### SHORT EXERCISE
Please set down all the lines beneath this one exactly, without the pictures.
────────────────────
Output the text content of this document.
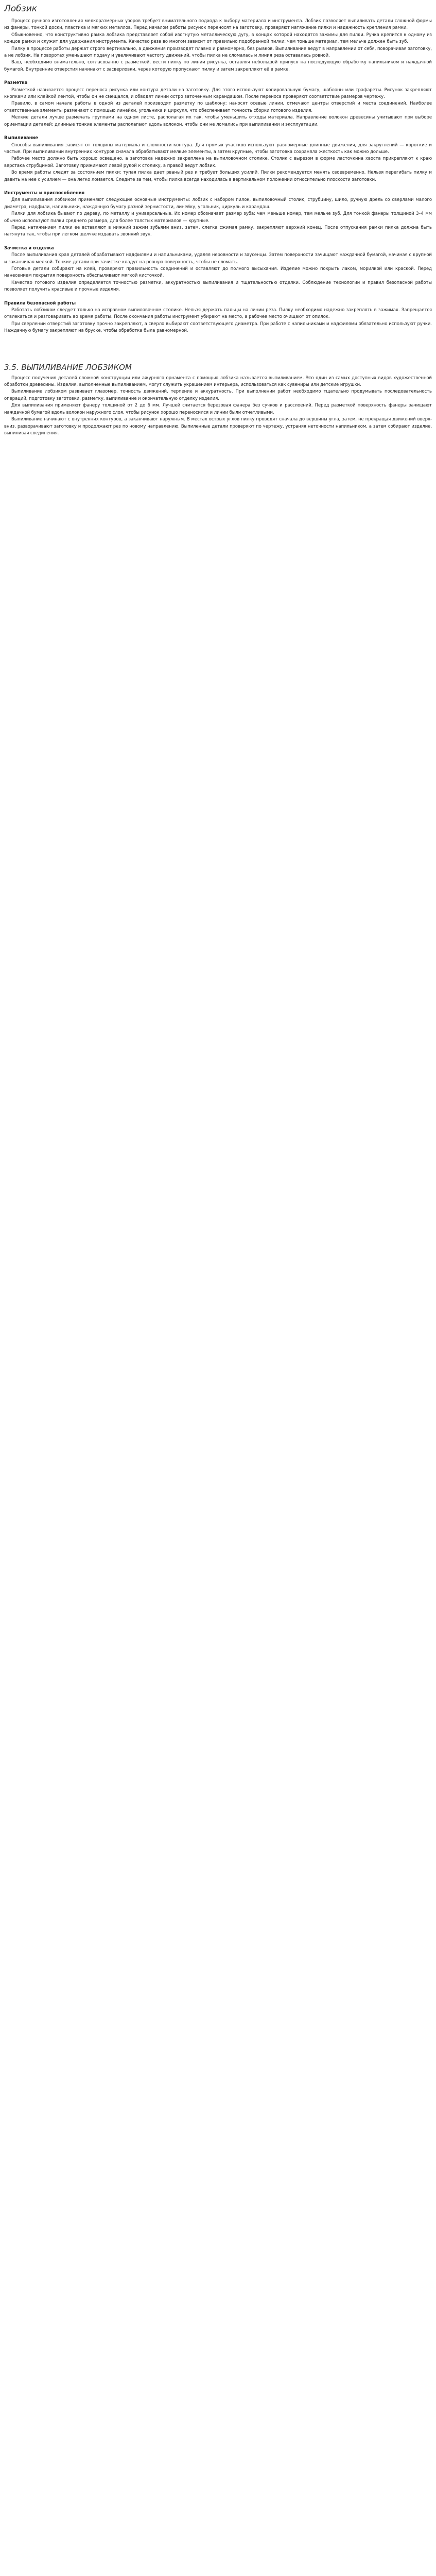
Лобзик

Процесс ручного изготовления мелкоразмерных узоров требует внимательного подхода к выбору материала и инструмента. Лобзик позволяет выпиливать детали сложной формы из фанеры, тонкой доски, пластика и мягких металлов. Перед началом работы рисунок переносят на заготовку, проверяют натяжение пилки и надежность крепления рамки.

Обыкновенно, что конструктивно рамка лобзика представляет собой изогнутую металлическую дугу, в концах которой находятся зажимы для пилки. Ручка крепится к одному из концов рамки и служит для удержания инструмента. Качество реза во многом зависит от правильно подобранной пилки: чем тоньше материал, тем мельче должен быть зуб.

Пилку в процессе работы держат строго вертикально, а движения производят плавно и равномерно, без рывков. Выпиливание ведут в направлении от себя, поворачивая заготовку, а не лобзик. На поворотах уменьшают подачу и увеличивают частоту движений, чтобы пилка не сломалась и линия реза оставалась ровной.

Ваш, необходимо внимательно, согласованно с разметкой, вести пилку по линии рисунка, оставляя небольшой припуск на последующую обработку напильником и наждачной бумагой. Внутренние отверстия начинают с засверловки, через которую пропускают пилку и затем закрепляют её в рамке.

Разметка

Разметкой называется процесс переноса рисунка или контура детали на заготовку. Для этого используют копировальную бумагу, шаблоны или трафареты. Рисунок закрепляют кнопками или клейкой лентой, чтобы он не смещался, и обводят линии остро заточенным карандашом. После переноса проверяют соответствие размеров чертежу.

Правило, в самом начале работы в одной из деталей производят разметку по шаблону: наносят осевые линии, отмечают центры отверстий и места соединений. Наиболее ответственные элементы размечают с помощью линейки, угольника и циркуля, что обеспечивает точность сборки готового изделия.

Мелкие детали лучше размечать группами на одном листе, располагая их так, чтобы уменьшить отходы материала. Направление волокон древесины учитывают при выборе ориентации деталей: длинные тонкие элементы располагают вдоль волокон, чтобы они не ломались при выпиливании и эксплуатации.

Выпиливание

Способы выпиливания зависят от толщины материала и сложности контура. Для прямых участков используют равномерные длинные движения, для закруглений — короткие и частые. При выпиливании внутренних контуров сначала обрабатывают мелкие элементы, а затем крупные, чтобы заготовка сохраняла жесткость как можно дольше.

Рабочее место должно быть хорошо освещено, а заготовка надежно закреплена на выпиловочном столике. Столик с вырезом в форме ласточкина хвоста прикрепляют к краю верстака струбциной. Заготовку прижимают левой рукой к столику, а правой ведут лобзик.

Во время работы следят за состоянием пилки: тупая пилка дает рваный рез и требует больших усилий. Пилки рекомендуется менять своевременно. Нельзя перегибать пилку и давить на нее с усилием — она легко ломается. Следите за тем, чтобы пилка всегда находилась в вертикальном положении относительно плоскости заготовки.

Инструменты и приспособления

Для выпиливания лобзиком применяют следующие основные инструменты: лобзик с набором пилок, выпиловочный столик, струбцину, шило, ручную дрель со сверлами малого диаметра, надфили, напильники, наждачную бумагу разной зернистости, линейку, угольник, циркуль и карандаш.

Пилки для лобзика бывают по дереву, по металлу и универсальные. Их номер обозначает размер зуба: чем меньше номер, тем мельче зуб. Для тонкой фанеры толщиной 3–4 мм обычно используют пилки среднего размера, для более толстых материалов — крупные.

Перед натяжением пилки ее вставляют в нижний зажим зубьями вниз, затем, слегка сжимая рамку, закрепляют верхний конец. После отпускания рамки пилка должна быть натянута так, чтобы при легком щелчке издавать звонкий звук.

Зачистка и отделка

После выпиливания края деталей обрабатывают надфилями и напильниками, удаляя неровности и заусенцы. Затем поверхности зачищают наждачной бумагой, начиная с крупной и заканчивая мелкой. Тонкие детали при зачистке кладут на ровную поверхность, чтобы не сломать.

Готовые детали собирают на клей, проверяют правильность соединений и оставляют до полного высыхания. Изделие можно покрыть лаком, морилкой или краской. Перед нанесением покрытия поверхность обеспыливают мягкой кисточкой.

Качество готового изделия определяется точностью разметки, аккуратностью выпиливания и тщательностью отделки. Соблюдение технологии и правил безопасной работы позволяет получить красивые и прочные изделия.

Правила безопасной работы

Работать лобзиком следует только на исправном выпиловочном столике. Нельзя держать пальцы на линии реза. Пилку необходимо надежно закреплять в зажимах. Запрещается отвлекаться и разговаривать во время работы. После окончания работы инструмент убирают на место, а рабочее место очищают от опилок.

При сверлении отверстий заготовку прочно закрепляют, а сверло выбирают соответствующего диаметра. При работе с напильниками и надфилями обязательно используют ручки. Наждачную бумагу закрепляют на бруске, чтобы обработка была равномерной.

3.5. ВЫПИЛИВАНИЕ ЛОБЗИКОМ

Процесс получения деталей сложной конструкции или ажурного орнамента с помощью лобзика называется выпиливанием. Это один из самых доступных видов художественной обработки древесины. Изделия, выполненные выпиливанием, могут служить украшением интерьера, использоваться как сувениры или детские игрушки.

Выпиливание лобзиком развивает глазомер, точность движений, терпение и аккуратность. При выполнении работ необходимо тщательно продумывать последовательность операций, подготовку заготовки, разметку, выпиливание и окончательную отделку изделия.

Для выпиливания применяют фанеру толщиной от 2 до 6 мм. Лучшей считается березовая фанера без сучков и расслоений. Перед разметкой поверхность фанеры зачищают наждачной бумагой вдоль волокон наружного слоя, чтобы рисунок хорошо переносился и линии были отчетливыми.

Выпиливание начинают с внутренних контуров, а заканчивают наружным. В местах острых углов пилку проводят сначала до вершины угла, затем, не прекращая движений вверх-вниз, разворачивают заготовку и продолжают рез по новому направлению. Выпиленные детали проверяют по чертежу, устраняя неточности напильником, а затем собирают изделие, выпиливая соединения.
────────────────────
### WORKED SOLUTION
Output the text content of this document.
Лобзик

Процесс ручного изготовления мелкоразмерных узоров требует внимательного подхода к выбору материала и инструмента. Лобзик позволяет выпиливать детали сложной формы из фанеры, тонкой доски, пластика и мягких металлов. Перед началом работы рисунок переносят на заготовку, проверяют натяжение пилки и надежность крепления рамки.

Обыкновенно, что конструктивно рамка лобзика представляет собой изогнутую металлическую дугу, в концах которой находятся зажимы для пилки. Ручка крепится к одному из концов рамки и служит для удержания инструмента. Качество реза во многом зависит от правильно подобранной пилки: чем тоньше материал, тем мельче должен быть зуб.

Пилку в процессе работы держат строго вертикально, а движения производят плавно и равномерно, без рывков. Выпиливание ведут в направлении от себя, поворачивая заготовку, а не лобзик. На поворотах уменьшают подачу и увеличивают частоту движений, чтобы пилка не сломалась и линия реза оставалась ровной.

Ваш, необходимо внимательно, согласованно с разметкой, вести пилку по линии рисунка, оставляя небольшой припуск на последующую обработку напильником и наждачной бумагой. Внутренние отверстия начинают с засверловки, через которую пропускают пилку и затем закрепляют её в рамке.

Разметка

Разметкой называется процесс переноса рисунка или контура детали на заготовку. Для этого используют копировальную бумагу, шаблоны или трафареты. Рисунок закрепляют кнопками или клейкой лентой, чтобы он не смещался, и обводят линии остро заточенным карандашом. После переноса проверяют соответствие размеров чертежу.

Правило, в самом начале работы в одной из деталей производят разметку по шаблону: наносят осевые линии, отмечают центры отверстий и места соединений. Наиболее ответственные элементы размечают с помощью линейки, угольника и циркуля, что обеспечивает точность сборки готового изделия.

Мелкие детали лучше размечать группами на одном листе, располагая их так, чтобы уменьшить отходы материала. Направление волокон древесины учитывают при выборе ориентации деталей: длинные тонкие элементы располагают вдоль волокон, чтобы они не ломались при выпиливании и эксплуатации.

Выпиливание

Способы выпиливания зависят от толщины материала и сложности контура. Для прямых участков используют равномерные длинные движения, для закруглений — короткие и частые. При выпиливании внутренних контуров сначала обрабатывают мелкие элементы, а затем крупные, чтобы заготовка сохраняла жесткость как можно дольше.

Рабочее место должно быть хорошо освещено, а заготовка надежно закреплена на выпиловочном столике. Столик с вырезом в форме ласточкина хвоста прикрепляют к краю верстака струбциной. Заготовку прижимают левой рукой к столику, а правой ведут лобзик.

Во время работы следят за состоянием пилки: тупая пилка дает рваный рез и требует больших усилий. Пилки рекомендуется менять своевременно. Нельзя перегибать пилку и давить на нее с усилием — она легко ломается. Следите за тем, чтобы пилка всегда находилась в вертикальном положении относительно плоскости заготовки.

Инструменты и приспособления

Для выпиливания лобзиком применяют следующие основные инструменты: лобзик с набором пилок, выпиловочный столик, струбцину, шило, ручную дрель со сверлами малого диаметра, надфили, напильники, наждачную бумагу разной зернистости, линейку, угольник, циркуль и карандаш.

Пилки для лобзика бывают по дереву, по металлу и универсальные. Их номер обозначает размер зуба: чем меньше номер, тем мельче зуб. Для тонкой фанеры толщиной 3–4 мм обычно используют пилки среднего размера, для более толстых материалов — крупные.

Перед натяжением пилки ее вставляют в нижний зажим зубьями вниз, затем, слегка сжимая рамку, закрепляют верхний конец. После отпускания рамки пилка должна быть натянута так, чтобы при легком щелчке издавать звонкий звук.

Зачистка и отделка

После выпиливания края деталей обрабатывают надфилями и напильниками, удаляя неровности и заусенцы. Затем поверхности зачищают наждачной бумагой, начиная с крупной и заканчивая мелкой. Тонкие детали при зачистке кладут на ровную поверхность, чтобы не сломать.

Готовые детали собирают на клей, проверяют правильность соединений и оставляют до полного высыхания. Изделие можно покрыть лаком, морилкой или краской. Перед нанесением покрытия поверхность обеспыливают мягкой кисточкой.

Качество готового изделия определяется точностью разметки, аккуратностью выпиливания и тщательностью отделки. Соблюдение технологии и правил безопасной работы позволяет получить красивые и прочные изделия.

Правила безопасной работы

Работать лобзиком следует только на исправном выпиловочном столике. Нельзя держать пальцы на линии реза. Пилку необходимо надежно закреплять в зажимах. Запрещается отвлекаться и разговаривать во время работы. После окончания работы инструмент убирают на место, а рабочее место очищают от опилок.

При сверлении отверстий заготовку прочно закрепляют, а сверло выбирают соответствующего диаметра. При работе с напильниками и надфилями обязательно используют ручки. Наждачную бумагу закрепляют на бруске, чтобы обработка была равномерной.

3.5. ВЫПИЛИВАНИЕ ЛОБЗИКОМ

Процесс получения деталей сложной конструкции или ажурного орнамента с помощью лобзика называется выпиливанием. Это один из самых доступных видов художественной обработки древесины. Изделия, выполненные выпиливанием, могут служить украшением интерьера, использоваться как сувениры или детские игрушки.

Выпиливание лобзиком развивает глазомер, точность движений, терпение и аккуратность. При выполнении работ необходимо тщательно продумывать последовательность операций, подготовку заготовки, разметку, выпиливание и окончательную отделку изделия.

Для выпиливания применяют фанеру толщиной от 2 до 6 мм. Лучшей считается березовая фанера без сучков и расслоений. Перед разметкой поверхность фанеры зачищают наждачной бумагой вдоль волокон наружного слоя, чтобы рисунок хорошо переносился и линии были отчетливыми.

Выпиливание начинают с внутренних контуров, а заканчивают наружным. В местах острых углов пилку проводят сначала до вершины угла, затем, не прекращая движений вверх-вниз, разворачивают заготовку и продолжают рез по новому направлению. Выпиленные детали проверяют по чертежу, устраняя неточности напильником, а затем собирают изделие, выпиливая соединения.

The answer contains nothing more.